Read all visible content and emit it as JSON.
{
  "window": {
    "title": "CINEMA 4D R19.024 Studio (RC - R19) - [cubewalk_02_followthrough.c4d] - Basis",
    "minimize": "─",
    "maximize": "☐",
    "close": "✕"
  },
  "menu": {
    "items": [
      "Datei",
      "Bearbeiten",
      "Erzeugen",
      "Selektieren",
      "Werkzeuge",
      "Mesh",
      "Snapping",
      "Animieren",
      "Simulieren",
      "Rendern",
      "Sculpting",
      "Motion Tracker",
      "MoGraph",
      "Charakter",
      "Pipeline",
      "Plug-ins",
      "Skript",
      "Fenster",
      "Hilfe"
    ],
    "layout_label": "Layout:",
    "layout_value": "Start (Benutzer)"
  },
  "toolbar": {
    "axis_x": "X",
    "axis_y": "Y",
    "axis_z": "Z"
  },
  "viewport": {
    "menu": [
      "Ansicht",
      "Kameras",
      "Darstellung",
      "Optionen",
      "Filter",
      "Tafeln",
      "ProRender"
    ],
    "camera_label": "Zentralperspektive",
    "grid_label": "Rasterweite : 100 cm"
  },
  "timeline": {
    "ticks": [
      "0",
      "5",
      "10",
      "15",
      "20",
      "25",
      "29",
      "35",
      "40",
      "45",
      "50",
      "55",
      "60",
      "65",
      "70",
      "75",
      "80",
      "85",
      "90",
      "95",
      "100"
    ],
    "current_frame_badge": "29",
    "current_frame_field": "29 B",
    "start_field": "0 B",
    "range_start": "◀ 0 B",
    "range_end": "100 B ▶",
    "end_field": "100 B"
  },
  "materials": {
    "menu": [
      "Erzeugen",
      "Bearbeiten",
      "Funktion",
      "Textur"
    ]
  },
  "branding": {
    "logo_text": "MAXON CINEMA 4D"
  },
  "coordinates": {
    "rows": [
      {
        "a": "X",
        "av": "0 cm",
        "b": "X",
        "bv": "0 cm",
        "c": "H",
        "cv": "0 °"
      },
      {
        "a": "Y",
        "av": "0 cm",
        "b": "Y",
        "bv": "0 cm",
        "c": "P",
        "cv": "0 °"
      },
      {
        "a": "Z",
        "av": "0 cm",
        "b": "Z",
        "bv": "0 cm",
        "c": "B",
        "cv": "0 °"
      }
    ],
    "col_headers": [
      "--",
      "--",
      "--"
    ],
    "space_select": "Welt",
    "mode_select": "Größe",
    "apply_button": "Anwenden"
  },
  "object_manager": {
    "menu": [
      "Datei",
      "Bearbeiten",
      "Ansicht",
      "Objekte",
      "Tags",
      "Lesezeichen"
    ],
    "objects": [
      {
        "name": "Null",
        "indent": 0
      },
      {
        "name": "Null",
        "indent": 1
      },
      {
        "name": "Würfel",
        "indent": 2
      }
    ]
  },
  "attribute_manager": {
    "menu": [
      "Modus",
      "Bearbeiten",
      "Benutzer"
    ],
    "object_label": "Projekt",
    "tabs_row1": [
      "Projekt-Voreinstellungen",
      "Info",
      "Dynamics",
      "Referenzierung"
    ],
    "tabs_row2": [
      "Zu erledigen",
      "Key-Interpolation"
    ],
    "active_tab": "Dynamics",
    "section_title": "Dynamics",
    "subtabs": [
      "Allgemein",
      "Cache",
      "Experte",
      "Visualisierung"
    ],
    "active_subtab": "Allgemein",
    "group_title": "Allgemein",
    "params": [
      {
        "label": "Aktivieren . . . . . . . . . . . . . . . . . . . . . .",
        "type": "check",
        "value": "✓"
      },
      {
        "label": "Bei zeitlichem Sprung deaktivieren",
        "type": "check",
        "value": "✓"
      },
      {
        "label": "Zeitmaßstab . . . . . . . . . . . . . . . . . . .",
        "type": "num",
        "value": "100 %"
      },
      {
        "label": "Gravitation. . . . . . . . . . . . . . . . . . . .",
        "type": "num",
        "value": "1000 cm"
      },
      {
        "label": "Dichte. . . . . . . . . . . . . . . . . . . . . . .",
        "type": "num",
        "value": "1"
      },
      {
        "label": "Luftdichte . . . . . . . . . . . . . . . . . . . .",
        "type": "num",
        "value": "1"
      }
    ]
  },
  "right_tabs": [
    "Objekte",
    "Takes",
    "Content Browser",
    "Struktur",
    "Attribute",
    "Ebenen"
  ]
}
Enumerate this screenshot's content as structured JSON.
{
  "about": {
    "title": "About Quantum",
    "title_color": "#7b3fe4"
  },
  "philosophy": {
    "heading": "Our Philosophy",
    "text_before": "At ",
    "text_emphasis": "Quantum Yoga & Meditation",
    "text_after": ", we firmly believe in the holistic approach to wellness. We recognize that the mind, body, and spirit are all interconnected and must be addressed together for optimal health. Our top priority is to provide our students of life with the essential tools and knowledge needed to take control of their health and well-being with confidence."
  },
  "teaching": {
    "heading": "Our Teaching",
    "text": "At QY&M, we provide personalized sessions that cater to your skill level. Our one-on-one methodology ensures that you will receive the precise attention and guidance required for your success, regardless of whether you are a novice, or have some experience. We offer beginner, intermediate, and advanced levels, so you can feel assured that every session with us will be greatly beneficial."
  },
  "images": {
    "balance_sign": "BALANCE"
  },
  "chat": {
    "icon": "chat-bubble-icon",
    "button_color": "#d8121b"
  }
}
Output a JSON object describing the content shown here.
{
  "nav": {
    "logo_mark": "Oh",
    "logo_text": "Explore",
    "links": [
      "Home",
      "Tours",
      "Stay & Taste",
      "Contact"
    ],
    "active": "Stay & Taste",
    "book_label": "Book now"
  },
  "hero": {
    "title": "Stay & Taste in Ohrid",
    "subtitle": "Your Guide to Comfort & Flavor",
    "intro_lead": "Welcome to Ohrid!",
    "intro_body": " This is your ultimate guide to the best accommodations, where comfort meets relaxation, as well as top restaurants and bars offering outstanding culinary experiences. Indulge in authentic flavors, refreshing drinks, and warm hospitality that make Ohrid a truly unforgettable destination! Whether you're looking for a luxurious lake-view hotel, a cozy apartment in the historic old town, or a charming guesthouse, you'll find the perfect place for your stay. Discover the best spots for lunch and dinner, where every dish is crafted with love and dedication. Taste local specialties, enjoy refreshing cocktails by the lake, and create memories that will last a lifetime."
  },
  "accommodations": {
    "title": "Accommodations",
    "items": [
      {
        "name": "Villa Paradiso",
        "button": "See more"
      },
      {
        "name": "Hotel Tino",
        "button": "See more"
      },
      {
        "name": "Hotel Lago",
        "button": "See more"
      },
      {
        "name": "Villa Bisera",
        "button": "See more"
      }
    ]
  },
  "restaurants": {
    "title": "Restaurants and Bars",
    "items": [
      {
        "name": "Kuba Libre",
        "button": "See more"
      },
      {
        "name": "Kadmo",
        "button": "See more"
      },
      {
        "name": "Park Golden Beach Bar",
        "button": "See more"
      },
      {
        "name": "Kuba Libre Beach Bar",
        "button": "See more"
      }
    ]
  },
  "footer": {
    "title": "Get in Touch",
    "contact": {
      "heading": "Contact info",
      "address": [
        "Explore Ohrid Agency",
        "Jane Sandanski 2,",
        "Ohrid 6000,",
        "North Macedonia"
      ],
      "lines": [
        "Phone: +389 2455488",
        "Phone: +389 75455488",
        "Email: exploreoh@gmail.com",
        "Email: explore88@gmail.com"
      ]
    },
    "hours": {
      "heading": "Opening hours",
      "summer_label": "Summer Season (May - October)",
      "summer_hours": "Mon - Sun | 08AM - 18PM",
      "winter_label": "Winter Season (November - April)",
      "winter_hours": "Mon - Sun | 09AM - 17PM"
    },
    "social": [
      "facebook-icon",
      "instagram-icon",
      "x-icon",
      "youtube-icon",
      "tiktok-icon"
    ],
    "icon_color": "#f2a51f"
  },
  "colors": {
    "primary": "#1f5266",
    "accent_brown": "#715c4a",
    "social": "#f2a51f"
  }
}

+===+

Problem description: Pull out every line of the records above that contains the word "JSON".

Answer in full:
Read all visible content and emit it as JSON.
Enumerate this screenshot's content as structured JSON.
Output a JSON object describing the content shown here.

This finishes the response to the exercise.